Raw records:
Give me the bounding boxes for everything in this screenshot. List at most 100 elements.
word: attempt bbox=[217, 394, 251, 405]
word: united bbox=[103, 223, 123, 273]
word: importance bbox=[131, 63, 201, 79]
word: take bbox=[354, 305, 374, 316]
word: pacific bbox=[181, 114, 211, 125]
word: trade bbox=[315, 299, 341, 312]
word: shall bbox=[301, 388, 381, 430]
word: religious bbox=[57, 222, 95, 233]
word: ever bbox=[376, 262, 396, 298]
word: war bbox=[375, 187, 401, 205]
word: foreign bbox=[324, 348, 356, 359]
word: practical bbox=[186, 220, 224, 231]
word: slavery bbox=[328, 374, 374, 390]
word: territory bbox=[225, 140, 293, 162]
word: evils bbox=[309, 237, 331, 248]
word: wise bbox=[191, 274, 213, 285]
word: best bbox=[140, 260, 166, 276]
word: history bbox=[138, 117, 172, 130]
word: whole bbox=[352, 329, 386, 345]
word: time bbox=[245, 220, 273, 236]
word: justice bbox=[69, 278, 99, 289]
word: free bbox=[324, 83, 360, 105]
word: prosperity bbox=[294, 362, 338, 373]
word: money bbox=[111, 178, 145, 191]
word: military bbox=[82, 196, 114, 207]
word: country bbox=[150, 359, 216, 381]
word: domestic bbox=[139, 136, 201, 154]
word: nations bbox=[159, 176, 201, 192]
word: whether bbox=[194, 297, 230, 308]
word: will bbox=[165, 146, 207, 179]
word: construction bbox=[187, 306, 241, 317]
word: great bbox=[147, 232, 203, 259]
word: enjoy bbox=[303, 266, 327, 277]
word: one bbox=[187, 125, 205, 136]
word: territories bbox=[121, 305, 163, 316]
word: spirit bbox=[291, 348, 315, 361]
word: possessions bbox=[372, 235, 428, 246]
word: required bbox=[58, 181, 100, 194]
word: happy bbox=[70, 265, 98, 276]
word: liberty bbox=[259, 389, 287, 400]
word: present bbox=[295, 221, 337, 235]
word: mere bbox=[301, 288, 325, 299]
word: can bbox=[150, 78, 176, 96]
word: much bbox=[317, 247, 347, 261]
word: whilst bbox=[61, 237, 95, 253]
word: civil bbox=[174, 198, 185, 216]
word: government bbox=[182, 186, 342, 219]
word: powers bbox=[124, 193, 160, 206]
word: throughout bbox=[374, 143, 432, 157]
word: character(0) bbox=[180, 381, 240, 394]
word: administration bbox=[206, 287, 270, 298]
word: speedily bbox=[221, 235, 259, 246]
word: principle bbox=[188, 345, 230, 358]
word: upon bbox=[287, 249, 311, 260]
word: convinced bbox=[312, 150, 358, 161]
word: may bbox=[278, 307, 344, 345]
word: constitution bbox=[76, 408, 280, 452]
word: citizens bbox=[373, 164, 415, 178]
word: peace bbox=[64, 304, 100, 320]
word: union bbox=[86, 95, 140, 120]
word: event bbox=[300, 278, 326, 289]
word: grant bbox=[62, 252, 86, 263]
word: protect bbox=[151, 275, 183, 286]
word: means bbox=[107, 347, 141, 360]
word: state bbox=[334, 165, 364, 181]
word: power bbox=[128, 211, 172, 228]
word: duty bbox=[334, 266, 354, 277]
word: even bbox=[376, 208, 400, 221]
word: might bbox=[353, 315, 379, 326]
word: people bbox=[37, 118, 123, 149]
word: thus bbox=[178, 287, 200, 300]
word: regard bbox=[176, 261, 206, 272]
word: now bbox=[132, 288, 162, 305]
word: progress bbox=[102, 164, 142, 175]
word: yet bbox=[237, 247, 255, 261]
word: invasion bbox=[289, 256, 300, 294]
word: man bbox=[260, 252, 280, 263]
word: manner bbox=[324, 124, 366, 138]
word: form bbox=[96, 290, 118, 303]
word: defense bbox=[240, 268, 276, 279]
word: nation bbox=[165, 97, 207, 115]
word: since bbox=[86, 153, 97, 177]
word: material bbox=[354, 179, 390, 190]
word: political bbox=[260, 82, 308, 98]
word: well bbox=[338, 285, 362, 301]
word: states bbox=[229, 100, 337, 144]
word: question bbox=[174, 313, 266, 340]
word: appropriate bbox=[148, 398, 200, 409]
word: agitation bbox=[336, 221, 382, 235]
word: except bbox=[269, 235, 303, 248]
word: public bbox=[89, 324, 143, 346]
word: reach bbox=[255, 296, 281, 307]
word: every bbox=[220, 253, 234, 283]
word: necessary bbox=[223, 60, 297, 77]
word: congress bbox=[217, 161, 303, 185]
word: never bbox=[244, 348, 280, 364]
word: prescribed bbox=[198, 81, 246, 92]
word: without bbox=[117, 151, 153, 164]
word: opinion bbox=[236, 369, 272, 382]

Requirement: Rewrite every entry above, changing "pacific" to "atlantic" and keeping everything else the same.

Output of the exercise:
Give me the bounding boxes for everything in this screenshot. List at most 100 elements.
word: attempt bbox=[217, 394, 251, 405]
word: united bbox=[103, 223, 123, 273]
word: importance bbox=[131, 63, 201, 79]
word: take bbox=[354, 305, 374, 316]
word: atlantic bbox=[181, 114, 211, 125]
word: trade bbox=[315, 299, 341, 312]
word: shall bbox=[301, 388, 381, 430]
word: religious bbox=[57, 222, 95, 233]
word: ever bbox=[376, 262, 396, 298]
word: war bbox=[375, 187, 401, 205]
word: foreign bbox=[324, 348, 356, 359]
word: practical bbox=[186, 220, 224, 231]
word: slavery bbox=[328, 374, 374, 390]
word: territory bbox=[225, 140, 293, 162]
word: evils bbox=[309, 237, 331, 248]
word: wise bbox=[191, 274, 213, 285]
word: best bbox=[140, 260, 166, 276]
word: history bbox=[138, 117, 172, 130]
word: whole bbox=[352, 329, 386, 345]
word: time bbox=[245, 220, 273, 236]
word: justice bbox=[69, 278, 99, 289]
word: free bbox=[324, 83, 360, 105]
word: prosperity bbox=[294, 362, 338, 373]
word: money bbox=[111, 178, 145, 191]
word: military bbox=[82, 196, 114, 207]
word: country bbox=[150, 359, 216, 381]
word: domestic bbox=[139, 136, 201, 154]
word: nations bbox=[159, 176, 201, 192]
word: whether bbox=[194, 297, 230, 308]
word: will bbox=[165, 146, 207, 179]
word: construction bbox=[187, 306, 241, 317]
word: great bbox=[147, 232, 203, 259]
word: enjoy bbox=[303, 266, 327, 277]
word: one bbox=[187, 125, 205, 136]
word: territories bbox=[121, 305, 163, 316]
word: spirit bbox=[291, 348, 315, 361]
word: possessions bbox=[372, 235, 428, 246]
word: required bbox=[58, 181, 100, 194]
word: happy bbox=[70, 265, 98, 276]
word: liberty bbox=[259, 389, 287, 400]
word: present bbox=[295, 221, 337, 235]
word: mere bbox=[301, 288, 325, 299]
word: can bbox=[150, 78, 176, 96]
word: much bbox=[317, 247, 347, 261]
word: whilst bbox=[61, 237, 95, 253]
word: civil bbox=[174, 198, 185, 216]
word: government bbox=[182, 186, 342, 219]
word: powers bbox=[124, 193, 160, 206]
word: throughout bbox=[374, 143, 432, 157]
word: character(0) bbox=[180, 381, 240, 394]
word: administration bbox=[206, 287, 270, 298]
word: speedily bbox=[221, 235, 259, 246]
word: principle bbox=[188, 345, 230, 358]
word: upon bbox=[287, 249, 311, 260]
word: convinced bbox=[312, 150, 358, 161]
word: may bbox=[278, 307, 344, 345]
word: constitution bbox=[76, 408, 280, 452]
word: citizens bbox=[373, 164, 415, 178]
word: peace bbox=[64, 304, 100, 320]
word: union bbox=[86, 95, 140, 120]
word: event bbox=[300, 278, 326, 289]
word: grant bbox=[62, 252, 86, 263]
word: protect bbox=[151, 275, 183, 286]
word: means bbox=[107, 347, 141, 360]
word: state bbox=[334, 165, 364, 181]
word: power bbox=[128, 211, 172, 228]
word: duty bbox=[334, 266, 354, 277]
word: even bbox=[376, 208, 400, 221]
word: might bbox=[353, 315, 379, 326]
word: people bbox=[37, 118, 123, 149]
word: thus bbox=[178, 287, 200, 300]
word: regard bbox=[176, 261, 206, 272]
word: now bbox=[132, 288, 162, 305]
word: progress bbox=[102, 164, 142, 175]
word: yet bbox=[237, 247, 255, 261]
word: invasion bbox=[289, 256, 300, 294]
word: man bbox=[260, 252, 280, 263]
word: manner bbox=[324, 124, 366, 138]
word: form bbox=[96, 290, 118, 303]
word: defense bbox=[240, 268, 276, 279]
word: nation bbox=[165, 97, 207, 115]
word: since bbox=[86, 153, 97, 177]
word: material bbox=[354, 179, 390, 190]
word: political bbox=[260, 82, 308, 98]
word: well bbox=[338, 285, 362, 301]
word: states bbox=[229, 100, 337, 144]
word: question bbox=[174, 313, 266, 340]
word: appropriate bbox=[148, 398, 200, 409]
word: agitation bbox=[336, 221, 382, 235]
word: except bbox=[269, 235, 303, 248]
word: public bbox=[89, 324, 143, 346]
word: reach bbox=[255, 296, 281, 307]
word: every bbox=[220, 253, 234, 283]
word: necessary bbox=[223, 60, 297, 77]
word: congress bbox=[217, 161, 303, 185]
word: never bbox=[244, 348, 280, 364]
word: prescribed bbox=[198, 81, 246, 92]
word: without bbox=[117, 151, 153, 164]
word: opinion bbox=[236, 369, 272, 382]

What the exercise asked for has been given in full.